*Directive*
Sift the material below and copy out, unchanged, each line that contains the string "avatar".

----- Provided information -----

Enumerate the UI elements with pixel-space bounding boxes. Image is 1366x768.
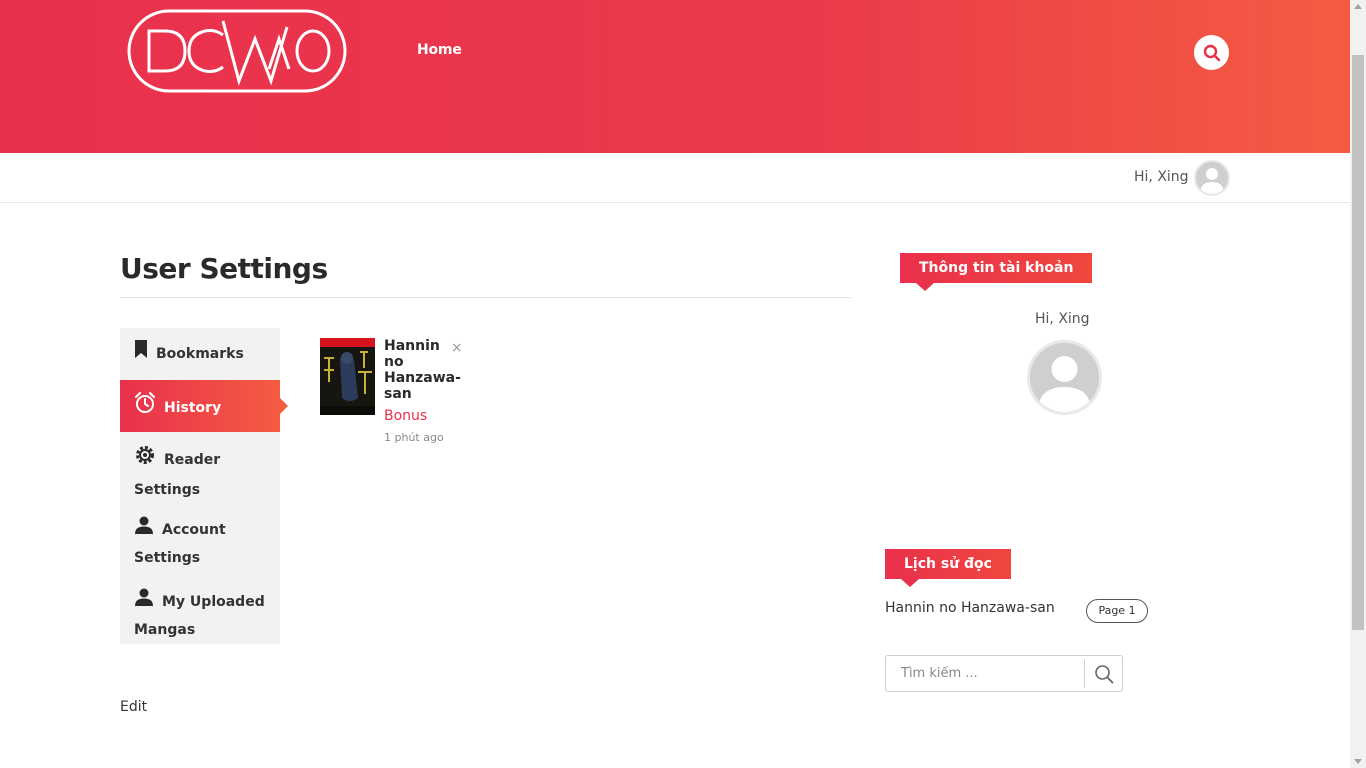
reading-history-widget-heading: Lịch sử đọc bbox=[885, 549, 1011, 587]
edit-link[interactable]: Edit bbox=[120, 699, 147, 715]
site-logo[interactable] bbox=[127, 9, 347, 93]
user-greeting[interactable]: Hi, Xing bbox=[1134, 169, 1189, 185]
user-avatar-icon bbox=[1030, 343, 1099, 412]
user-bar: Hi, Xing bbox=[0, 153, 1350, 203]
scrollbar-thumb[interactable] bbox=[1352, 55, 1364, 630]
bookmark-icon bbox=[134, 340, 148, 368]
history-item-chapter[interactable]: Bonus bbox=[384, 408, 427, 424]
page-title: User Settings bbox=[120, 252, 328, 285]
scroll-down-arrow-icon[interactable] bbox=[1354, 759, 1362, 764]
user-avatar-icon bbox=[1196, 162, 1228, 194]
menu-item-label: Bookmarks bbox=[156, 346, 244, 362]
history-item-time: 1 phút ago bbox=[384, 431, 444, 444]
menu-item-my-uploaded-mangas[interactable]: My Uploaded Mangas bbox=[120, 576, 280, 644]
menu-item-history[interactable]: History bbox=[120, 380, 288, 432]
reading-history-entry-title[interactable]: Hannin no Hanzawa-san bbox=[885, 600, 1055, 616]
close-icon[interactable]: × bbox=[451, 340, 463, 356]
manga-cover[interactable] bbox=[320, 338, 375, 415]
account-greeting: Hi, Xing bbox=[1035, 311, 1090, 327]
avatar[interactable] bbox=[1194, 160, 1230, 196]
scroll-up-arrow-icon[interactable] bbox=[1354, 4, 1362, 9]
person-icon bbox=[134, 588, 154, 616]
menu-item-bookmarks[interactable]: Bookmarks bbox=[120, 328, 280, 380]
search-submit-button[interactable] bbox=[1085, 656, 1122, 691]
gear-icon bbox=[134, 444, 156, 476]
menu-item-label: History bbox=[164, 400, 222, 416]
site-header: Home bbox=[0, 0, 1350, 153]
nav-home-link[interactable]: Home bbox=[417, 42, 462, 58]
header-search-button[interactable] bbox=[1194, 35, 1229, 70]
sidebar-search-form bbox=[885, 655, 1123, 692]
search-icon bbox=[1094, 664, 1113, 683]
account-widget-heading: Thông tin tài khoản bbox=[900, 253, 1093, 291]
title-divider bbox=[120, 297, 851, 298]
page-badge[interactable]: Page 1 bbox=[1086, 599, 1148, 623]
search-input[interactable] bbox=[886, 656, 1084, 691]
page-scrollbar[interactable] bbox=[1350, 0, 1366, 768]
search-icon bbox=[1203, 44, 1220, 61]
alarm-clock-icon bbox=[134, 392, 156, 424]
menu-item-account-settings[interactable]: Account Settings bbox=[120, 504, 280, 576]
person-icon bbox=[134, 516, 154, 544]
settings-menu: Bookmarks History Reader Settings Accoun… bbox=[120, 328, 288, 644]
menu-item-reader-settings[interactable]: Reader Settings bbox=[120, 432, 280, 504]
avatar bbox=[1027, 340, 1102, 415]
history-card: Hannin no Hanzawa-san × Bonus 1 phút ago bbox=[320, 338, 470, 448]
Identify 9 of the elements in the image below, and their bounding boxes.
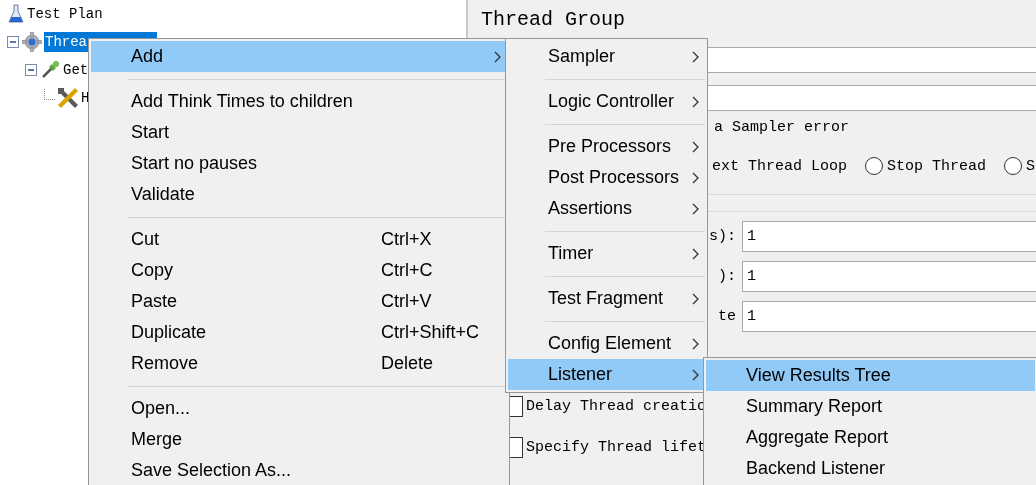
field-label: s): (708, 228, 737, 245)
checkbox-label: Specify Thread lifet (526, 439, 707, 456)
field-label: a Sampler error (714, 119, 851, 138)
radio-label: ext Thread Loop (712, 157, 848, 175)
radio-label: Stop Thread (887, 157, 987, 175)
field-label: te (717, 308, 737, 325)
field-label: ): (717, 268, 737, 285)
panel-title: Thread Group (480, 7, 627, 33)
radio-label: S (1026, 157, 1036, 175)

-----
----- Provided information -----

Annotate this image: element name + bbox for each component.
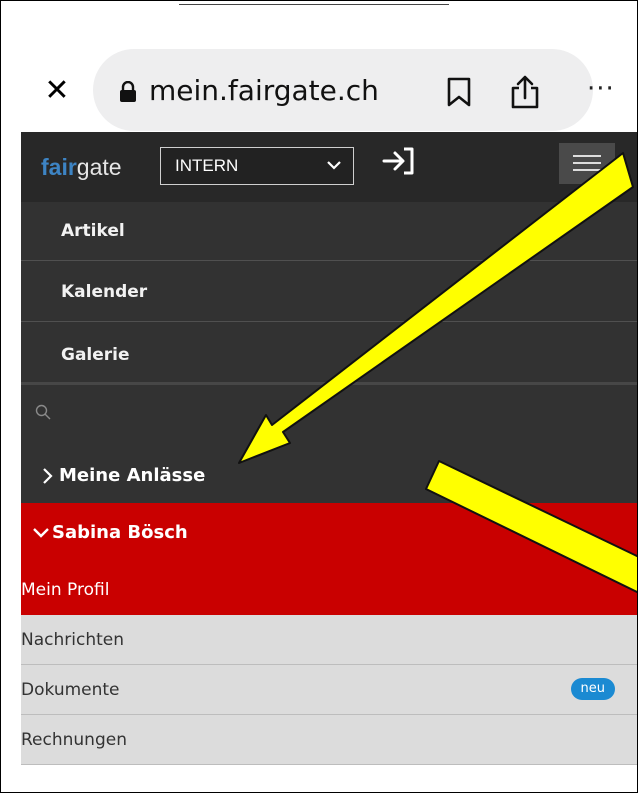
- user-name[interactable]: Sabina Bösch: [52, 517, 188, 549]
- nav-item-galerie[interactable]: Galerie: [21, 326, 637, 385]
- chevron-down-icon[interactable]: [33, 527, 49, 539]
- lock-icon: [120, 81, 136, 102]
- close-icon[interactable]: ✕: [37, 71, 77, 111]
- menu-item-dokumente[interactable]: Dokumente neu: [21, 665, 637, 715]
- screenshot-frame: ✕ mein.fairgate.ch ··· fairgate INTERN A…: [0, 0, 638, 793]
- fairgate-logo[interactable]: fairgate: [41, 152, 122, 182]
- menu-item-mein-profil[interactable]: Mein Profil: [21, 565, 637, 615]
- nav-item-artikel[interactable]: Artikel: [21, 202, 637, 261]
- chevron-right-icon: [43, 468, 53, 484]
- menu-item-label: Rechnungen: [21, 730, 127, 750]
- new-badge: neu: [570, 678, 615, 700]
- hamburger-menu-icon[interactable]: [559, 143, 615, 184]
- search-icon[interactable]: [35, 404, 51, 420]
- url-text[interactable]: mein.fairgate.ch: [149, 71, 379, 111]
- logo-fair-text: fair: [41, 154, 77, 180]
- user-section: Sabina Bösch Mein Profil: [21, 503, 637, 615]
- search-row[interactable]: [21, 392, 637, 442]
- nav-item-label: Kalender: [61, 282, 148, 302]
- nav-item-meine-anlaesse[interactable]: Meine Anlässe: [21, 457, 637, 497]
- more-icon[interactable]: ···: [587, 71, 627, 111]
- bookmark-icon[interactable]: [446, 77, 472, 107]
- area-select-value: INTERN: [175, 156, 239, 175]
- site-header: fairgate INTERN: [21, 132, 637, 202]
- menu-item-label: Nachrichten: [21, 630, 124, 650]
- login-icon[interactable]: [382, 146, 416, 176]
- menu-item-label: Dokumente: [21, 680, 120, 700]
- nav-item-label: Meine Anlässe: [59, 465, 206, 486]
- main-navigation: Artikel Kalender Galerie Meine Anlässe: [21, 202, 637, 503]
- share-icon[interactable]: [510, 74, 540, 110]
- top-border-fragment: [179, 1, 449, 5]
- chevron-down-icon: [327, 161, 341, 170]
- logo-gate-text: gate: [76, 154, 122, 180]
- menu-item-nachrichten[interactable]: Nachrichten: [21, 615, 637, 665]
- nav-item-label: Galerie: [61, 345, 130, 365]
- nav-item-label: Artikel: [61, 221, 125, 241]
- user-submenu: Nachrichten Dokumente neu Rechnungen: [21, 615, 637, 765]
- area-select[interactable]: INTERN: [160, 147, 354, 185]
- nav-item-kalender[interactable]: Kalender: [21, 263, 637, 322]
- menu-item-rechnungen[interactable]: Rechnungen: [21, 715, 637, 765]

-----
----- Provided information -----

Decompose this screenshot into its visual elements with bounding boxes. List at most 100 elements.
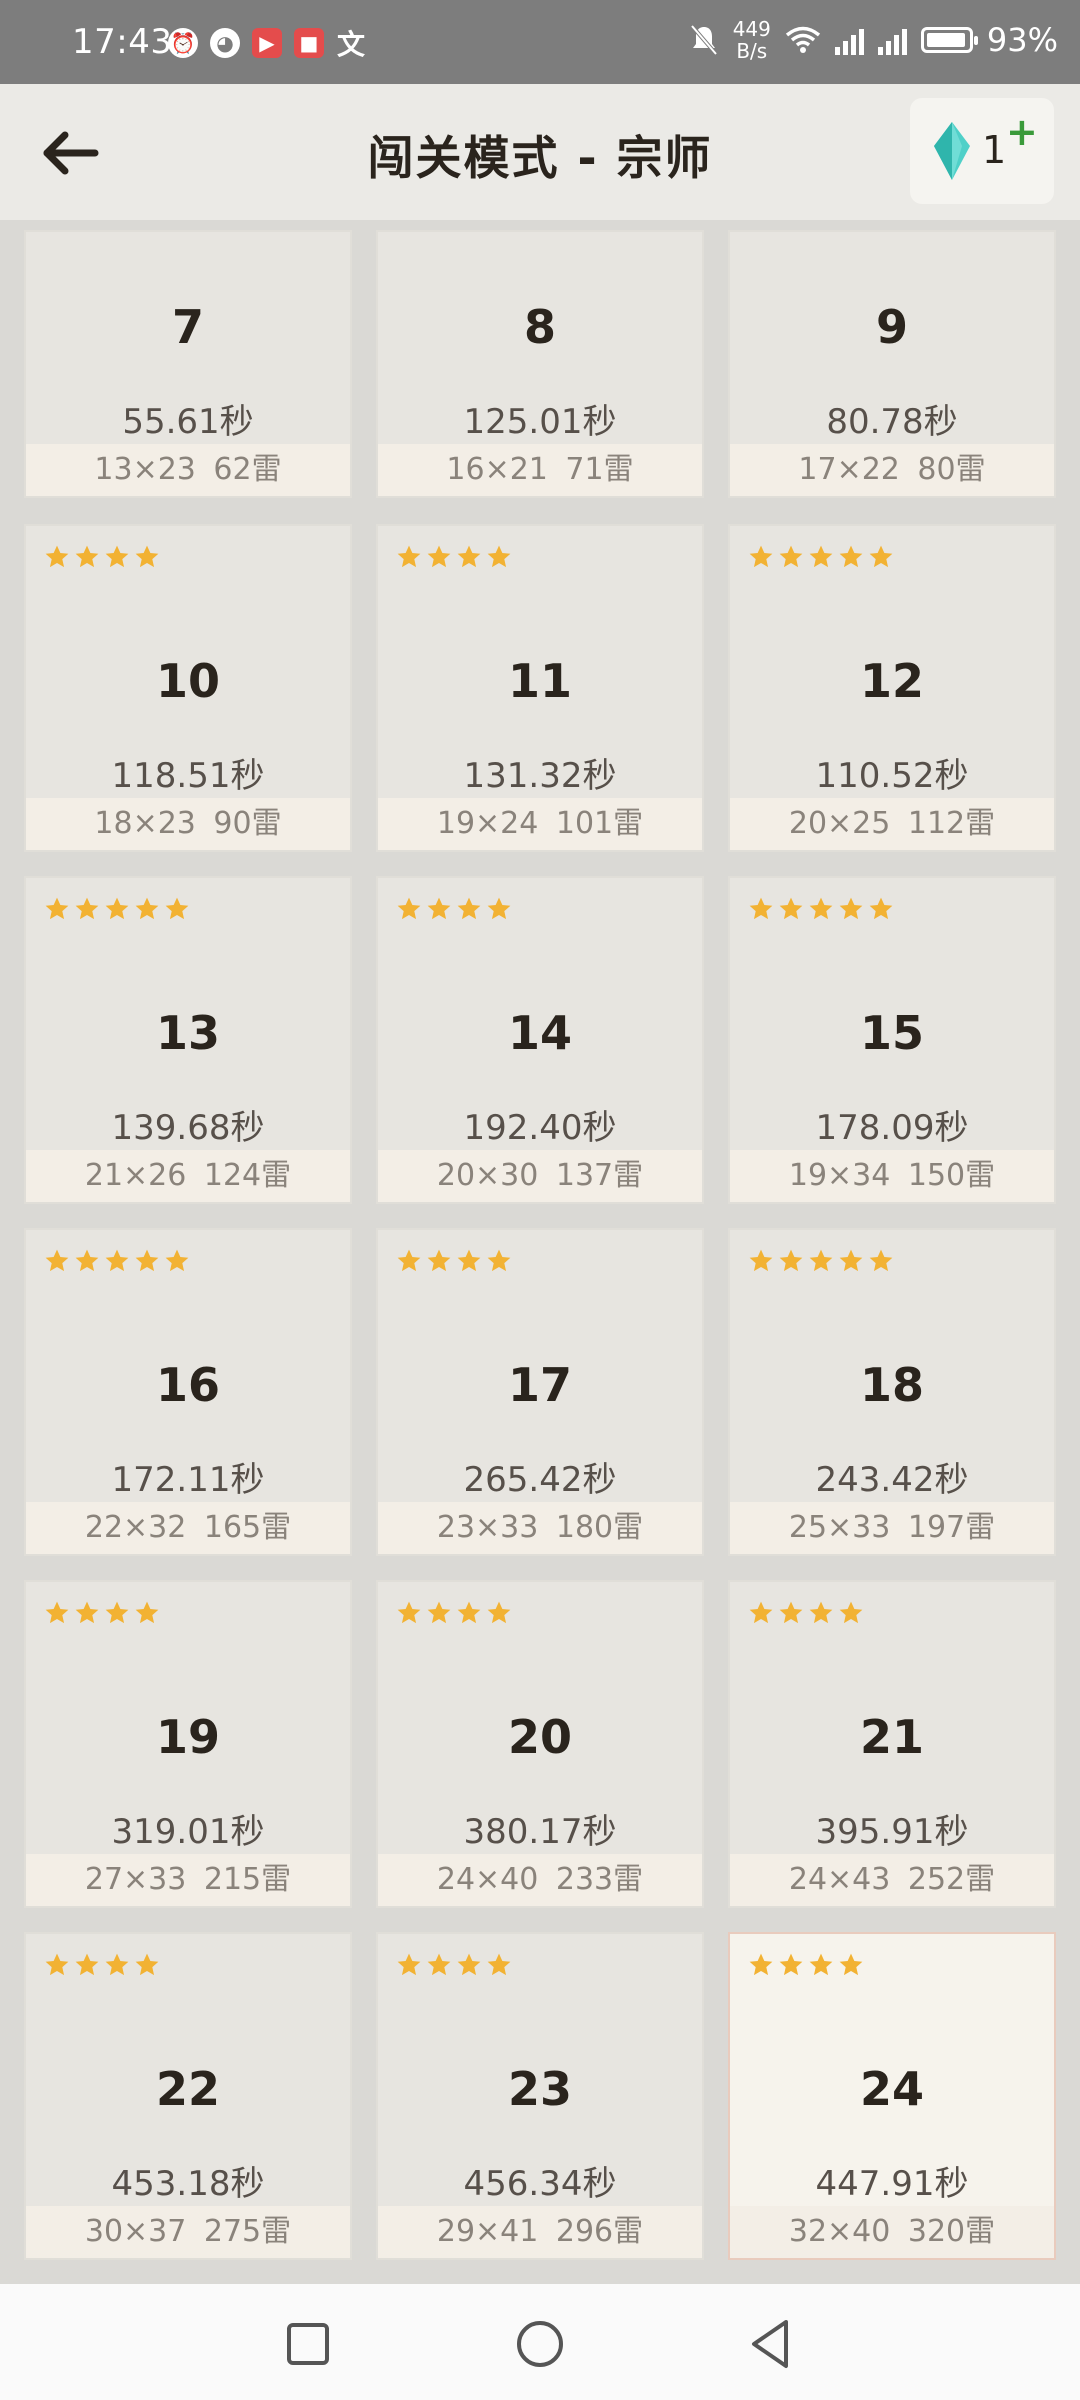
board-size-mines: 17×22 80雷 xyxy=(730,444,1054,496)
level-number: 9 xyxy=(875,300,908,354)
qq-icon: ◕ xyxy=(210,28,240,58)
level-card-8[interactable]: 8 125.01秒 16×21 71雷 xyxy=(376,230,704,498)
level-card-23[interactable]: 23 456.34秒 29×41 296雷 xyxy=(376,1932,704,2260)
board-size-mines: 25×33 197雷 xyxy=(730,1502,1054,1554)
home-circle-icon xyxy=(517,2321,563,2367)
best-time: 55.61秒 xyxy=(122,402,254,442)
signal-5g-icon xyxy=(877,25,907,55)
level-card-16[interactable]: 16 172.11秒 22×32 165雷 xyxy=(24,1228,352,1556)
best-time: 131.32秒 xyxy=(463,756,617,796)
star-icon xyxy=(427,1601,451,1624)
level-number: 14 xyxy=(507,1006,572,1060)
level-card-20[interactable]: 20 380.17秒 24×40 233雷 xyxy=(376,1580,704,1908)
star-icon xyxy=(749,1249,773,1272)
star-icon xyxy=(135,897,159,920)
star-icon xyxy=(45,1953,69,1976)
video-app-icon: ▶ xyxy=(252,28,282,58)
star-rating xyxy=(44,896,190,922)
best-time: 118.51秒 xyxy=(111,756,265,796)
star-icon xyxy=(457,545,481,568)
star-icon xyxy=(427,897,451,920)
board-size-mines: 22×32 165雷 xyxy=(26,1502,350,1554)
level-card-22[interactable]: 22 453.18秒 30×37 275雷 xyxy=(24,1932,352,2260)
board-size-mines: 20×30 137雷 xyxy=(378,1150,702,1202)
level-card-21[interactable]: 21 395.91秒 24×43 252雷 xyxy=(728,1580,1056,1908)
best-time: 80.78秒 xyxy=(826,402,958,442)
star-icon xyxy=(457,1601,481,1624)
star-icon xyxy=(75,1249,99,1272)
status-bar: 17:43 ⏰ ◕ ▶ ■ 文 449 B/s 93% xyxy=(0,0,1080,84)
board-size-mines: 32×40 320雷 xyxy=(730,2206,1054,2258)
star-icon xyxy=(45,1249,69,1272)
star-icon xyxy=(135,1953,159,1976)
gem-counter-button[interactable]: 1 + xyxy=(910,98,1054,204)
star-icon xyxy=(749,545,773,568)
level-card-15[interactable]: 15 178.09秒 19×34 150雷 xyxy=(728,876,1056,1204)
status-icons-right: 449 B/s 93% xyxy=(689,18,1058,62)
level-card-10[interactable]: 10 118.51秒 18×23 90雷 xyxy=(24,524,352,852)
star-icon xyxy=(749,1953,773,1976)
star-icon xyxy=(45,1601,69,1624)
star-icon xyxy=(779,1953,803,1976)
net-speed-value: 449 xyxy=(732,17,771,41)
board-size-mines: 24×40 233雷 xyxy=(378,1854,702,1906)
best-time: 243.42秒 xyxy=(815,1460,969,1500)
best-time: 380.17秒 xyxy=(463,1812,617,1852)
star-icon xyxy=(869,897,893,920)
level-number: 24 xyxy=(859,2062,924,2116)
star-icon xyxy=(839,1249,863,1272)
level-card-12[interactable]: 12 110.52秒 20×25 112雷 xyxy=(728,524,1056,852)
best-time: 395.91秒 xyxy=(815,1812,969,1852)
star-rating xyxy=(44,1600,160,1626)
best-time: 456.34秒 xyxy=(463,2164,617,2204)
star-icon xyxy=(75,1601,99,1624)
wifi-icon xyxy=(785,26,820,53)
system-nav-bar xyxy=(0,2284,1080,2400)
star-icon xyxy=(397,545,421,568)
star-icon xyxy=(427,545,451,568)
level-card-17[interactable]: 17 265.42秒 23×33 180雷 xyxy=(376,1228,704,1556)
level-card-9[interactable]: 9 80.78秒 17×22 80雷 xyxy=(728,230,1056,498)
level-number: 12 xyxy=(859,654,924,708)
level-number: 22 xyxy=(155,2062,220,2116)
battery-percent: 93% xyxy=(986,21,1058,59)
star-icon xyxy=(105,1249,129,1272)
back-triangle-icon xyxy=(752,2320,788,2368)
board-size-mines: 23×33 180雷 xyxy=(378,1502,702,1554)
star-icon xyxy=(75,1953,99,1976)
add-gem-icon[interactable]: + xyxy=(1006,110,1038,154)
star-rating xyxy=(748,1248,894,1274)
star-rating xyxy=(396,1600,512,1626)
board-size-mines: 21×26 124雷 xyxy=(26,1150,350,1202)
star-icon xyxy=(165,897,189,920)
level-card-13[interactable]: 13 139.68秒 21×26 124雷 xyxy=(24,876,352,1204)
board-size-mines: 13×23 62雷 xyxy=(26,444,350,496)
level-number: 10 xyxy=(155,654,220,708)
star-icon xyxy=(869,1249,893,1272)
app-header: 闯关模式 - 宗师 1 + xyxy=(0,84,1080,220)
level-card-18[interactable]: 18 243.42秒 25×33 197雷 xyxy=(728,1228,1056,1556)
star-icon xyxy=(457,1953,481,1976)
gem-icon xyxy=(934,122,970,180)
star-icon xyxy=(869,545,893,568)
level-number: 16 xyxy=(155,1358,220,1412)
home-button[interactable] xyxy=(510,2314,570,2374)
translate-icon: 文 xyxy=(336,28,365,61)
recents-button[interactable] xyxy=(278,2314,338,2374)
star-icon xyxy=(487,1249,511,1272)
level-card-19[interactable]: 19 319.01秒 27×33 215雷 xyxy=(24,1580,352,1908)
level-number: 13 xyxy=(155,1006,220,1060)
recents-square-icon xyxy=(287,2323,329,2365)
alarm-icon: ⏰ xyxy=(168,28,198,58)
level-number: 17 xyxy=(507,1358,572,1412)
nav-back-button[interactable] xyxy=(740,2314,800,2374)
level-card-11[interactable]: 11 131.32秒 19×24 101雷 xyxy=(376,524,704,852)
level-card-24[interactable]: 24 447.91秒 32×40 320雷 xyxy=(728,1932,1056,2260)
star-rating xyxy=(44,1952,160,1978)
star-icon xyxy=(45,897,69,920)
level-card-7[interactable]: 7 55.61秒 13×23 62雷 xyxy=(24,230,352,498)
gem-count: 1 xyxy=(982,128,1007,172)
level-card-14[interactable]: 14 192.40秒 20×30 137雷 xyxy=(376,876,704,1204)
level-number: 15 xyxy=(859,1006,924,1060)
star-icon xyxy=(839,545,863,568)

-----

*Task response*
user-avatar-icon bbox=[1030, 343, 1099, 412]
user-avatar-icon bbox=[1196, 162, 1228, 194]
avatar[interactable] bbox=[1194, 160, 1230, 196]
avatar bbox=[1027, 340, 1102, 415]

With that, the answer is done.